• Task brief: Read the listing below and copy out every line that holds "试题分析".

• Dataset records:
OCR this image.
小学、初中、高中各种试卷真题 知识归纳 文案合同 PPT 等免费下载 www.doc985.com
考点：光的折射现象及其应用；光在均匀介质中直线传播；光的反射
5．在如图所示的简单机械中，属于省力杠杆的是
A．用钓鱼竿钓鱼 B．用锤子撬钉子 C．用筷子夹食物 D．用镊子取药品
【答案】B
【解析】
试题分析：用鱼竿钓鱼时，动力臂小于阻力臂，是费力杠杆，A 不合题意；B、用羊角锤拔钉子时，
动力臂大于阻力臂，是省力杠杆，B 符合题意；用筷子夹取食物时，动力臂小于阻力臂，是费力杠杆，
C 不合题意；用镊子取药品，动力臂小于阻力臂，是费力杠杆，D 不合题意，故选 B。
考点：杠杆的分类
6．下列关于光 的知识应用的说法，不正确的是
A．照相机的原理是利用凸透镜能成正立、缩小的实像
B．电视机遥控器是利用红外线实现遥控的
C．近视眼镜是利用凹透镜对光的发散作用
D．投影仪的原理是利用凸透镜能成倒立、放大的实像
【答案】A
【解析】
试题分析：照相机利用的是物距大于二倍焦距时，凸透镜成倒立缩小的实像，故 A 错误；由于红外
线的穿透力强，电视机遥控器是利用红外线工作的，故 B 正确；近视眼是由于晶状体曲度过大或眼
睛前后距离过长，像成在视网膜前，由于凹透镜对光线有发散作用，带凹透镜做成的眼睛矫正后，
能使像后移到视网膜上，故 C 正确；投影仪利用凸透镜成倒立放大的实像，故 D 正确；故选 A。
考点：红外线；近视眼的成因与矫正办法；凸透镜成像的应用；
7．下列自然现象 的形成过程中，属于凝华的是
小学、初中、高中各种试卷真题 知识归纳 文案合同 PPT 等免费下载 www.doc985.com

• Written solution:
试题分析：用鱼竿钓鱼时，动力臂小于阻力臂，是费力杠杆，A 不合题意；B、用羊角锤拔钉子时，
试题分析：照相机利用的是物距大于二倍焦距时，凸透镜成倒立缩小的实像，故 A 错误；由于红外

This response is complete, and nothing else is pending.